#### [Task goal]
Reproduce all records verbatim.

#### [Given entries]
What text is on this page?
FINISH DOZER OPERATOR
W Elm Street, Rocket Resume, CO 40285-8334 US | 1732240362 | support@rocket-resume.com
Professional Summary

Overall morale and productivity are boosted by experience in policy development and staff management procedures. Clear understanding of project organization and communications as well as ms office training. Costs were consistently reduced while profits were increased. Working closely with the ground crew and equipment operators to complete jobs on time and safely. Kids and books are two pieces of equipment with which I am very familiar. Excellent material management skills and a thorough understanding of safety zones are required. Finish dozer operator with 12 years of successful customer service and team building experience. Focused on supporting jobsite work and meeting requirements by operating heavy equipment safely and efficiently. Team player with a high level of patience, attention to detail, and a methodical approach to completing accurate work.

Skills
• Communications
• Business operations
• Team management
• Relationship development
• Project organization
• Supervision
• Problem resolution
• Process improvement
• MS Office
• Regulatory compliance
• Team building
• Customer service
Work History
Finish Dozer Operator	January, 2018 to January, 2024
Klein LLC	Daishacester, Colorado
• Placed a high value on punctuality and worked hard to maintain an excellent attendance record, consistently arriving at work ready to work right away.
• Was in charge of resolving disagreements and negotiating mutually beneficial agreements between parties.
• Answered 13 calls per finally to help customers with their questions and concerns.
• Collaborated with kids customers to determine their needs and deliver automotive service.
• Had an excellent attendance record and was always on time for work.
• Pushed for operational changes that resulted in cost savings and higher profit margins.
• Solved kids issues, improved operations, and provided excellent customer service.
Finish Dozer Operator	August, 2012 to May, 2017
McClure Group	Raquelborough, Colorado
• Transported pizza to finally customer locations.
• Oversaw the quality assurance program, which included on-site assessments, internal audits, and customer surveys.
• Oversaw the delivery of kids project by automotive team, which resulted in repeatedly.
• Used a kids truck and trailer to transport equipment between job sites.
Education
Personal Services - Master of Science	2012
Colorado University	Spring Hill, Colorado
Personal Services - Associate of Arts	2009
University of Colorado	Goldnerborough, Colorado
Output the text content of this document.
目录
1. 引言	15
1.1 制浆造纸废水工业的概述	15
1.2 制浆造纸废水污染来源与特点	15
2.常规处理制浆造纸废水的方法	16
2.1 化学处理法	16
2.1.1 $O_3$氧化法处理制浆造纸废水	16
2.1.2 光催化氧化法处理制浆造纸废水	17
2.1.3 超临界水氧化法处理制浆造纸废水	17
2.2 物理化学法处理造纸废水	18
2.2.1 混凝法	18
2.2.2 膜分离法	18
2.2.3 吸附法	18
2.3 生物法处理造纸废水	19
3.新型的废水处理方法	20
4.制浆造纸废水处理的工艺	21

#### [Problem solution]
What text is on this page?
FINISH DOZER OPERATOR
W Elm Street, Rocket Resume, CO 40285-8334 US | 1732240362 | support@rocket-resume.com
Professional Summary

Overall morale and productivity are boosted by experience in policy development and staff management procedures. Clear understanding of project organization and communications as well as ms office training. Costs were consistently reduced while profits were increased. Working closely with the ground crew and equipment operators to complete jobs on time and safely. Kids and books are two pieces of equipment with which I am very familiar. Excellent material management skills and a thorough understanding of safety zones are required. Finish dozer operator with 12 years of successful customer service and team building experience. Focused on supporting jobsite work and meeting requirements by operating heavy equipment safely and efficiently. Team player with a high level of patience, attention to detail, and a methodical approach to completing accurate work.

Skills
• Communications
• Business operations
• Team management
• Relationship development
• Project organization
• Supervision
• Problem resolution
• Process improvement
• MS Office
• Regulatory compliance
• Team building
• Customer service
Work History
Finish Dozer Operator	January, 2018 to January, 2024
Klein LLC	Daishacester, Colorado
• Placed a high value on punctuality and worked hard to maintain an excellent attendance record, consistently arriving at work ready to work right away.
• Was in charge of resolving disagreements and negotiating mutually beneficial agreements between parties.
• Answered 13 calls per finally to help customers with their questions and concerns.
• Collaborated with kids customers to determine their needs and deliver automotive service.
• Had an excellent attendance record and was always on time for work.
• Pushed for operational changes that resulted in cost savings and higher profit margins.
• Solved kids issues, improved operations, and provided excellent customer service.
Finish Dozer Operator	August, 2012 to May, 2017
McClure Group	Raquelborough, Colorado
• Transported pizza to finally customer locations.
• Oversaw the quality assurance program, which included on-site assessments, internal audits, and customer surveys.
• Oversaw the delivery of kids project by automotive team, which resulted in repeatedly.
• Used a kids truck and trailer to transport equipment between job sites.
Education
Personal Services - Master of Science	2012
Colorado University	Spring Hill, Colorado
Personal Services - Associate of Arts	2009
University of Colorado	Goldnerborough, Colorado
Output the text content of this document.
目录
1. 引言	15
1.1 制浆造纸废水工业的概述	15
1.2 制浆造纸废水污染来源与特点	15
2.常规处理制浆造纸废水的方法	16
2.1 化学处理法	16
2.1.1 $O_3$氧化法处理制浆造纸废水	16
2.1.2 光催化氧化法处理制浆造纸废水	17
2.1.3 超临界水氧化法处理制浆造纸废水	17
2.2 物理化学法处理造纸废水	18
2.2.1 混凝法	18
2.2.2 膜分离法	18
2.2.3 吸附法	18
2.3 生物法处理造纸废水	19
3.新型的废水处理方法	20
4.制浆造纸废水处理的工艺	21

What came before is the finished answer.